__GIVEN PROBLEM__:
Output all of the data below exactly as given.

-*-*-

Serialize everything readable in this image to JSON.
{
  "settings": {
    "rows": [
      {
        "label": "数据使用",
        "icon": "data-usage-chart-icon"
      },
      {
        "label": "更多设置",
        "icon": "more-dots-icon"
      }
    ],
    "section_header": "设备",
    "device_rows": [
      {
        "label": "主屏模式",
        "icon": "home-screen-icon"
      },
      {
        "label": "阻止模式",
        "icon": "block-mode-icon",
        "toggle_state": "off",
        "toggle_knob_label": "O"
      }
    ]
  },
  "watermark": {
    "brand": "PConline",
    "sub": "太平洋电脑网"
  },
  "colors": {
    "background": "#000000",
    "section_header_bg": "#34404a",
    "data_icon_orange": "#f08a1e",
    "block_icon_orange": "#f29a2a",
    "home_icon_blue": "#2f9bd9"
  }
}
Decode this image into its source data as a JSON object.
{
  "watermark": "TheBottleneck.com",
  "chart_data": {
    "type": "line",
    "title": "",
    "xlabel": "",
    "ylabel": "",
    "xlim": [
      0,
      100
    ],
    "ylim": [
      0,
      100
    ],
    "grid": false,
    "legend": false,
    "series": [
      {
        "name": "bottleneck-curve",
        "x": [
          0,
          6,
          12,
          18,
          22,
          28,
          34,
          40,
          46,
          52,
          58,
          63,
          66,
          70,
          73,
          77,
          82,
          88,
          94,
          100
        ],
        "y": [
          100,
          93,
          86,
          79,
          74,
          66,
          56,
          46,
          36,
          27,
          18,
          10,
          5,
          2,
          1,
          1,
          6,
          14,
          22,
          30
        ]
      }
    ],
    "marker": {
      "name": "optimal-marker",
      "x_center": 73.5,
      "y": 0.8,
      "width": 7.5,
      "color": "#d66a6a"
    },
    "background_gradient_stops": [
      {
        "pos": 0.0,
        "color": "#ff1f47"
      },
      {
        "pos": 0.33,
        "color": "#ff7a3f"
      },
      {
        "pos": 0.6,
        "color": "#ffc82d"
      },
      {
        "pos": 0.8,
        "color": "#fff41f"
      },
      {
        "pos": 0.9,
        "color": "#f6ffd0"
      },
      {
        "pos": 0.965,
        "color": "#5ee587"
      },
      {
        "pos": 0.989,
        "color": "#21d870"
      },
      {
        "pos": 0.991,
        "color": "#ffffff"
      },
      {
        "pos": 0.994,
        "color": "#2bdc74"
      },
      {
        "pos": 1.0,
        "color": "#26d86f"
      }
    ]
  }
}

-*-*-

__RESPONSE__:
Serialize everything readable in this image to JSON.
{
  "settings": {
    "rows": [
      {
        "label": "数据使用",
        "icon": "data-usage-chart-icon"
      },
      {
        "label": "更多设置",
        "icon": "more-dots-icon"
      }
    ],
    "section_header": "设备",
    "device_rows": [
      {
        "label": "主屏模式",
        "icon": "home-screen-icon"
      },
      {
        "label": "阻止模式",
        "icon": "block-mode-icon",
        "toggle_state": "off",
        "toggle_knob_label": "O"
      }
    ]
  },
  "watermark": {
    "brand": "PConline",
    "sub": "太平洋电脑网"
  },
  "colors": {
    "background": "#000000",
    "section_header_bg": "#34404a",
    "data_icon_orange": "#f08a1e",
    "block_icon_orange": "#f29a2a",
    "home_icon_blue": "#2f9bd9"
  }
}
Decode this image into its source data as a JSON object.
{
  "watermark": "TheBottleneck.com",
  "chart_data": {
    "type": "line",
    "title": "",
    "xlabel": "",
    "ylabel": "",
    "xlim": [
      0,
      100
    ],
    "ylim": [
      0,
      100
    ],
    "grid": false,
    "legend": false,
    "series": [
      {
        "name": "bottleneck-curve",
        "x": [
          0,
          6,
          12,
          18,
          22,
          28,
          34,
          40,
          46,
          52,
          58,
          63,
          66,
          70,
          73,
          77,
          82,
          88,
          94,
          100
        ],
        "y": [
          100,
          93,
          86,
          79,
          74,
          66,
          56,
          46,
          36,
          27,
          18,
          10,
          5,
          2,
          1,
          1,
          6,
          14,
          22,
          30
        ]
      }
    ],
    "marker": {
      "name": "optimal-marker",
      "x_center": 73.5,
      "y": 0.8,
      "width": 7.5,
      "color": "#d66a6a"
    },
    "background_gradient_stops": [
      {
        "pos": 0.0,
        "color": "#ff1f47"
      },
      {
        "pos": 0.33,
        "color": "#ff7a3f"
      },
      {
        "pos": 0.6,
        "color": "#ffc82d"
      },
      {
        "pos": 0.8,
        "color": "#fff41f"
      },
      {
        "pos": 0.9,
        "color": "#f6ffd0"
      },
      {
        "pos": 0.965,
        "color": "#5ee587"
      },
      {
        "pos": 0.989,
        "color": "#21d870"
      },
      {
        "pos": 0.991,
        "color": "#ffffff"
      },
      {
        "pos": 0.994,
        "color": "#2bdc74"
      },
      {
        "pos": 1.0,
        "color": "#26d86f"
      }
    ]
  }
}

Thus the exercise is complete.